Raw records

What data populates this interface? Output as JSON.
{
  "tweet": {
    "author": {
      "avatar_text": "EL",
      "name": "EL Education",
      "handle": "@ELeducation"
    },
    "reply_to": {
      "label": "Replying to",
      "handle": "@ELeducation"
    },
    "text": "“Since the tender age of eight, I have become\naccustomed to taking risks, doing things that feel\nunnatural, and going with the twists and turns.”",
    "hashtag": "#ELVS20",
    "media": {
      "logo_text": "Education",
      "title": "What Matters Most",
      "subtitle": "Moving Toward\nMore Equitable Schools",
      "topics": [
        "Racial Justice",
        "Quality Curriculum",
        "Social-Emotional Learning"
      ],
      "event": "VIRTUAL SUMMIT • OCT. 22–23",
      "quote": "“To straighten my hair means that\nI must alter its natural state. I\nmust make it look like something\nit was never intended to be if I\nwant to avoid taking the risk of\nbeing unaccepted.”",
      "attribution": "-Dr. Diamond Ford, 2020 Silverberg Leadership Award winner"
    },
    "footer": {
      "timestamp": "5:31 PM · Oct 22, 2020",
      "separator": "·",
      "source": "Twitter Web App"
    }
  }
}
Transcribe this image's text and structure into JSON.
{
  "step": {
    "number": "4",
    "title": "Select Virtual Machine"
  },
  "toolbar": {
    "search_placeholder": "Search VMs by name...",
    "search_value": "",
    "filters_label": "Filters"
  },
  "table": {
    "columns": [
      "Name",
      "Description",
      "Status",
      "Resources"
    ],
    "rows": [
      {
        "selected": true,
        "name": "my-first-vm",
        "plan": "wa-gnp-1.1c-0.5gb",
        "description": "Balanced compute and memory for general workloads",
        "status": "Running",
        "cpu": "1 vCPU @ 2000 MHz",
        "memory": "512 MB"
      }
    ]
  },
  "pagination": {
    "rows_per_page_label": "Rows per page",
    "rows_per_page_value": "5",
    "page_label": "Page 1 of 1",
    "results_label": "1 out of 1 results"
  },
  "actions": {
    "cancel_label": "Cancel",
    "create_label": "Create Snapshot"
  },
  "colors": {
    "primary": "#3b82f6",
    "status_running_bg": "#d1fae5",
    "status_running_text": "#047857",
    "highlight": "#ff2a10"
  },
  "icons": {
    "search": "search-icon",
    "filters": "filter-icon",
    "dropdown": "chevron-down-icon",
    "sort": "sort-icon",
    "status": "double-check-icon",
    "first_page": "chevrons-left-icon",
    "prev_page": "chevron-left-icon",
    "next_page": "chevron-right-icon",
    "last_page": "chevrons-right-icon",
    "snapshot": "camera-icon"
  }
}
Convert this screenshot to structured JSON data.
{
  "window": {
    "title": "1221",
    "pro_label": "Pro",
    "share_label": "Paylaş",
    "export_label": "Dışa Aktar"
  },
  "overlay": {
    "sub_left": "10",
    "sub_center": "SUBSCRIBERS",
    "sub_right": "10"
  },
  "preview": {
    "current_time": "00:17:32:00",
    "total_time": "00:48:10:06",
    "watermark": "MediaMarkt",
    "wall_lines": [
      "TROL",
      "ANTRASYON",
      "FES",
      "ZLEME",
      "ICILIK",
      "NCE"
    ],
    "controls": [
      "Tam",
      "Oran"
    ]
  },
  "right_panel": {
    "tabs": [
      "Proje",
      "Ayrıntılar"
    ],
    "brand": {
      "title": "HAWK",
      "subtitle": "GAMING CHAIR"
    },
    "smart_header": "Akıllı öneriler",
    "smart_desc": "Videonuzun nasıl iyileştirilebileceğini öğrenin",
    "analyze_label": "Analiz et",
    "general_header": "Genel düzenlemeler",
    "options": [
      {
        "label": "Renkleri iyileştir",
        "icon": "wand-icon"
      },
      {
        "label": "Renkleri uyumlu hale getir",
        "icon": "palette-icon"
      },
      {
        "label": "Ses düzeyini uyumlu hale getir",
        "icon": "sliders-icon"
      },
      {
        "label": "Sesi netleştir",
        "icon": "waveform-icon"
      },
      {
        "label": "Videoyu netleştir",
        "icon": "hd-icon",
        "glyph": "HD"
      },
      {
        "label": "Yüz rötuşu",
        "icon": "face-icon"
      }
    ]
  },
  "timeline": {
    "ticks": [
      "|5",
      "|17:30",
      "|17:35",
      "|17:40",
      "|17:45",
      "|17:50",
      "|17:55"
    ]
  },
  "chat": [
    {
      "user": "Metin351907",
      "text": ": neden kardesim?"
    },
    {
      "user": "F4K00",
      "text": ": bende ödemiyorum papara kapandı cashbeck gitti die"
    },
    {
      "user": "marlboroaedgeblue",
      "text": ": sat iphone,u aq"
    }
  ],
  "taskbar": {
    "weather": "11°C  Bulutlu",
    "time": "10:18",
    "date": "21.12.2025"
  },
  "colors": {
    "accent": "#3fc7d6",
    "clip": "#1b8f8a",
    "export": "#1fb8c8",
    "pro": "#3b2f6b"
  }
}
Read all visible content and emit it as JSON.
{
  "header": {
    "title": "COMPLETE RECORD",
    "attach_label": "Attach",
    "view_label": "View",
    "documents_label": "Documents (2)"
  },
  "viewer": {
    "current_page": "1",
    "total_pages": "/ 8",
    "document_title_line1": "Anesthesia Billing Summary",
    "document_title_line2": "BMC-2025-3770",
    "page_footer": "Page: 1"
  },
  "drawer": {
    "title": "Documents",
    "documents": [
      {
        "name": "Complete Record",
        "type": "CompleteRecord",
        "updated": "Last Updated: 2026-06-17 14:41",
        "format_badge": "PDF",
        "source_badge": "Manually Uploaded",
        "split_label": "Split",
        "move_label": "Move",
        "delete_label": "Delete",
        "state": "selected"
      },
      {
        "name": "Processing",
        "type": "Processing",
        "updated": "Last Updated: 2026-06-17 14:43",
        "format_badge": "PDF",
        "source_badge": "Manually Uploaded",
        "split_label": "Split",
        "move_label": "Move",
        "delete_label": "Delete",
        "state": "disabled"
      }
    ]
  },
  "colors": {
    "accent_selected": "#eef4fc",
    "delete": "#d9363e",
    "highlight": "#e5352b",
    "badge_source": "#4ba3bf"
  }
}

- Exercise instructions -
Find the lines holding "this" and list every one.

- Result -
What data populates this interface? Output as JSON.
Transcribe this image's text and structure into JSON.
Convert this screenshot to structured JSON data.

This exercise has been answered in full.